The National Organization for Marriage and Bishop Harry Jackson were expecting thousands of "Christians" to show up at today's rally in Washington, DC that was supposed to intimidate the City Council, which recently cast a preliminary vote in favor of recognizing same-sex marriages.
Jackson had a much smaller crowd than the thousands he had hoped for. As the rally began, there were well under 100 people; by the end there may have been close to 200. They were an enthusiastic bunch, shouting the Devil is a liar and other encouragement to the speakers. Jackson made excuses about how little time they had to mobilize, but promised to pack the Council chambers on May 5 for the next vote. Jackson said his group would be distributing inserts for churches to include in their bulletins this Sunday.
Also making an appearance was former DC Mayor and current councilman Marion "The bitch set me up" Barry.
Jackson was joined at the podium by representatives of the Missionary Baptist pastors network as well as several Hispanic pastor group representatives, as well as the Family Research Councils Tony Perkins, who made a few unremarkable remarks. Focus on the Familys James Dobson sent a letter supporting Jackson and attacking the members of the D.C. Council. To this D.C. resident, the most disappointing moment was former Mayor and current Councilmember Marion Barry leading the crowd in chants against marriage equality (though he noted that he supports civil unions).

DATA:
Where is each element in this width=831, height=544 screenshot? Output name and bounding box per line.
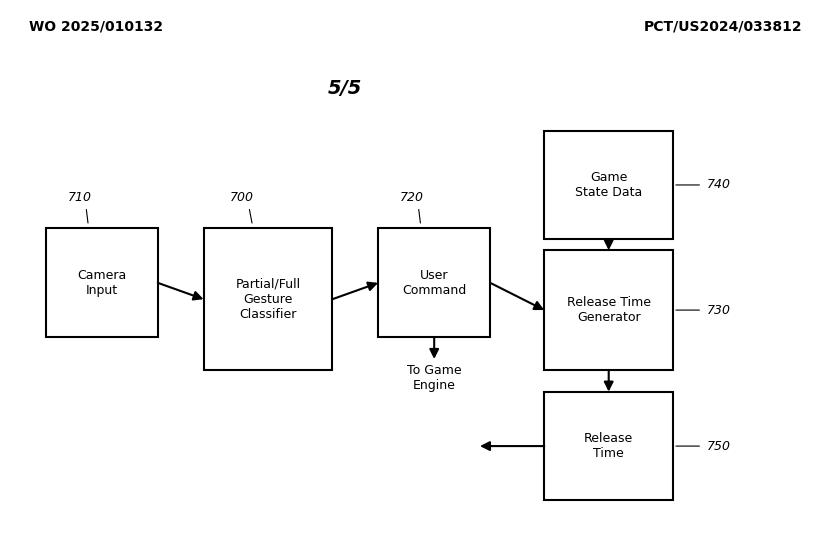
FancyBboxPatch shape	[46, 228, 158, 337]
Text: Game
State Data: Game State Data	[575, 171, 642, 199]
FancyBboxPatch shape	[544, 392, 673, 500]
Text: Partial/Full
Gesture
Classifier: Partial/Full Gesture Classifier	[235, 277, 301, 321]
Text: Release
Time: Release Time	[584, 432, 633, 460]
FancyBboxPatch shape	[544, 131, 673, 239]
Text: 740: 740	[706, 178, 730, 191]
FancyBboxPatch shape	[204, 228, 332, 370]
Text: Camera
Input: Camera Input	[77, 269, 126, 297]
Text: 5/5: 5/5	[327, 79, 362, 98]
Text: WO 2025/010132: WO 2025/010132	[29, 19, 163, 33]
Text: 700: 700	[230, 191, 254, 204]
Text: Release Time
Generator: Release Time Generator	[567, 296, 651, 324]
Text: 710: 710	[67, 191, 91, 204]
Text: 730: 730	[706, 304, 730, 317]
Text: User
Command: User Command	[402, 269, 466, 297]
Text: 720: 720	[400, 191, 424, 204]
Text: PCT/US2024/033812: PCT/US2024/033812	[643, 19, 802, 33]
Text: 750: 750	[706, 440, 730, 453]
FancyBboxPatch shape	[544, 250, 673, 370]
Text: To Game
Engine: To Game Engine	[407, 364, 461, 392]
FancyBboxPatch shape	[378, 228, 490, 337]
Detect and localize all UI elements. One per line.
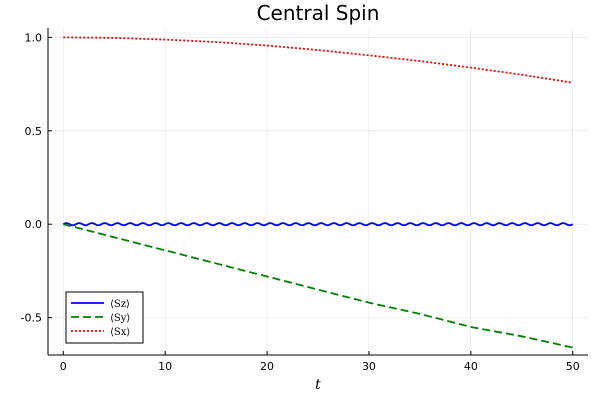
x-tick-label: 40: [464, 360, 478, 373]
legend-label: ⟨Sy⟩: [110, 313, 130, 324]
x-tick-label: 30: [362, 360, 376, 373]
x-tick-label: 10: [158, 360, 172, 373]
legend: ⟨Sz⟩ ⟨Sy⟩ ⟨Sx⟩: [65, 291, 144, 344]
y-tick-label: -0.5: [21, 312, 42, 325]
series-line: [62, 222, 574, 227]
x-tick-label: 50: [566, 360, 580, 373]
y-tick-label: 0.0: [25, 218, 43, 231]
y-tick-label: 0.5: [25, 125, 43, 138]
axes: [47, 28, 588, 356]
x-tick-label: 20: [260, 360, 274, 373]
x-tick-label: 0: [60, 360, 67, 373]
y-axis-ticks: -0.5 0.0 0.5 1.0: [21, 31, 52, 325]
legend-label: ⟨Sx⟩: [110, 327, 130, 338]
y-tick-label: 1.0: [25, 31, 43, 44]
series-line: [63, 36, 573, 84]
x-axis-ticks: 0 10 20 30 40 50: [60, 351, 580, 373]
x-axis-label: t: [315, 377, 321, 393]
legend-label: ⟨Sz⟩: [110, 299, 130, 310]
series-line: [63, 223, 573, 349]
chart-title: Central Spin: [257, 1, 380, 25]
series-lines: [62, 36, 574, 349]
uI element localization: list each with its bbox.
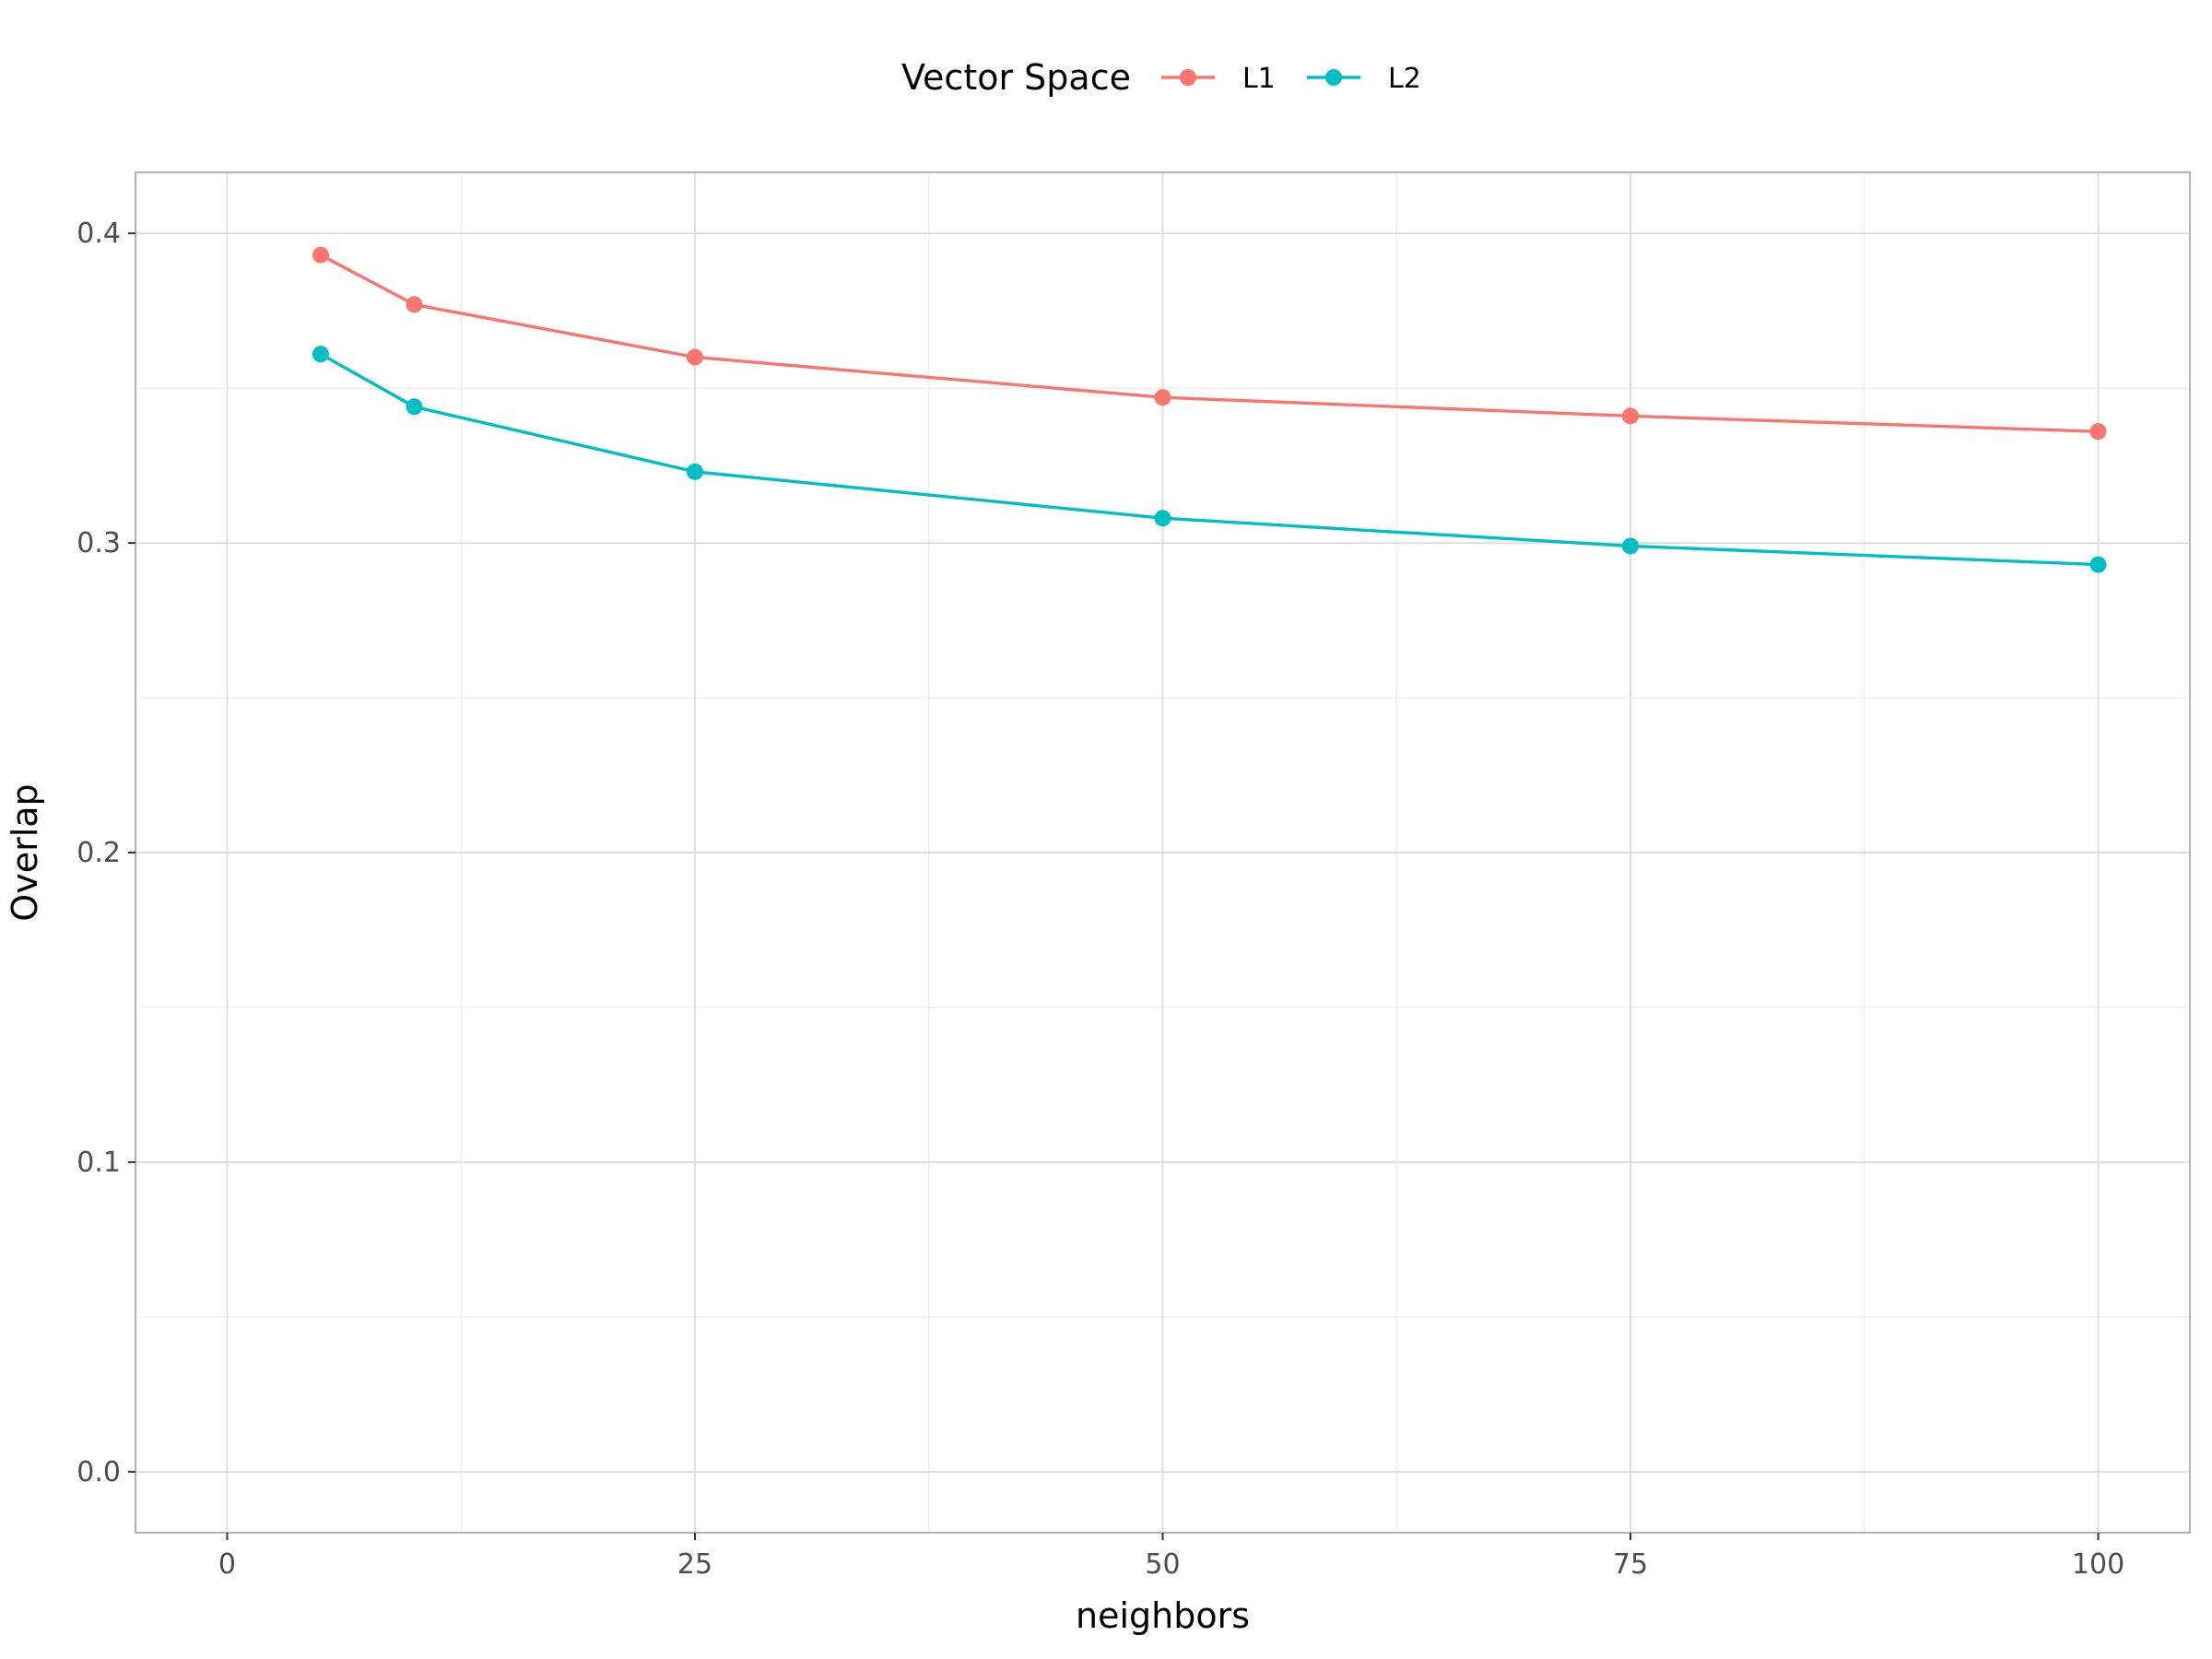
series-line-l1 — [319, 253, 2100, 433]
x-tick-label: 50 — [1145, 1548, 1180, 1581]
legend-label-l2: L2 — [1388, 63, 1421, 95]
data-point-l1 — [406, 296, 423, 313]
x-tick-label: 100 — [2072, 1548, 2124, 1581]
series-line-l2 — [319, 352, 2100, 567]
legend-label-l1: L1 — [1242, 63, 1276, 95]
legend-key-point-l2 — [1325, 69, 1342, 86]
legend-key-point-l1 — [1180, 69, 1196, 86]
data-point-l2 — [406, 398, 423, 416]
x-tick-label: 25 — [677, 1548, 712, 1581]
y-tick-label: 0.3 — [76, 527, 121, 559]
data-point-l1 — [2089, 423, 2107, 441]
data-point-l1 — [1154, 389, 1171, 406]
legend-item-l2: L2 — [1307, 63, 1421, 95]
y-tick-label: 0.2 — [76, 837, 121, 869]
data-point-l2 — [1154, 510, 1171, 527]
legend: Vector Space L1 L2 — [901, 57, 1421, 98]
y-tick-label: 0.1 — [76, 1147, 121, 1179]
x-axis-ticks: 0 25 50 75 100 — [218, 1533, 2124, 1581]
y-axis-ticks: 0.0 0.1 0.2 0.3 0.4 — [76, 218, 135, 1488]
y-tick-label: 0.0 — [76, 1456, 121, 1488]
data-point-l2 — [686, 463, 703, 480]
x-axis-title: neighbors — [1076, 1595, 1250, 1636]
major-gridlines — [135, 172, 2190, 1533]
data-point-l2 — [1622, 537, 1640, 555]
data-point-l1 — [312, 246, 329, 264]
data-point-l2 — [2089, 556, 2107, 573]
data-point-l1 — [1622, 407, 1640, 425]
series-layer — [312, 246, 2107, 573]
legend-title: Vector Space — [901, 57, 1131, 98]
y-tick-label: 0.4 — [76, 218, 121, 250]
x-tick-label: 0 — [218, 1548, 236, 1581]
legend-item-l1: L1 — [1161, 63, 1276, 95]
x-tick-label: 75 — [1613, 1548, 1648, 1581]
data-point-l2 — [312, 346, 329, 363]
data-point-l1 — [686, 348, 703, 366]
y-axis-title: Overlap — [5, 783, 45, 921]
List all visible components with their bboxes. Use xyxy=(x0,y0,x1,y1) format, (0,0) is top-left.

DIRECTIONS: Continue the account of the Washington, DC rally against same-sex marriage, starting after its last sentence.

RESULT:
...There was also some edgier anti-gay rhetoric. Jackson compared marriage between gay couples to marriage between close relatives, or between "a man and a three-year old." One of the final speakers was a Rev. Daniels, who Jackson recruited for the rally from Florida. He was fixated on gay sex acts, repeatedly urging people to "explain the act" because it would turn people's stomachs and turn them against marriage equality.
Why are these people fixated on sex acts? I swear to God, these bible beaters have more sex on the brain than most gay folks I know. According to the WaPo, its estimate of attendance was "about 150."
Here's Jackson's speech, via the Washington Blade's coverage. On the right, Marion Barry spouts off about morality, of all things (video courtesy of Right Wing Watch). It's sad to see all those black people out there supporting bigotry.
Below the fold, another special guest that breaks the insanity meter.
I do know that one of the fundies attending is Bishop Harry Jackson, who ironically, caused a bit of a stir among the hardcore base because of a shift toward support of civil unions last year, a nod to the fact that his side is losing the culture war.
"My concern about John McCain stepping up and being articulate about the marriage amendments is more about protecting the definition of marriage as one man and one woman as cultural guardrails...The reason I say I will work with civil unions, etc. -- that may not have been my original position, but I think it's a reality. We have had laws in New Jersey, all over the country. The reality is gay civil unions are going to be the law of the land all over the country...You may call it movement [on my part.] I call myself a realist...I think this would be a split issue [on the Christian right], a lot of people would disagree with me. But I think we're embroiled in a battle that's unfolding."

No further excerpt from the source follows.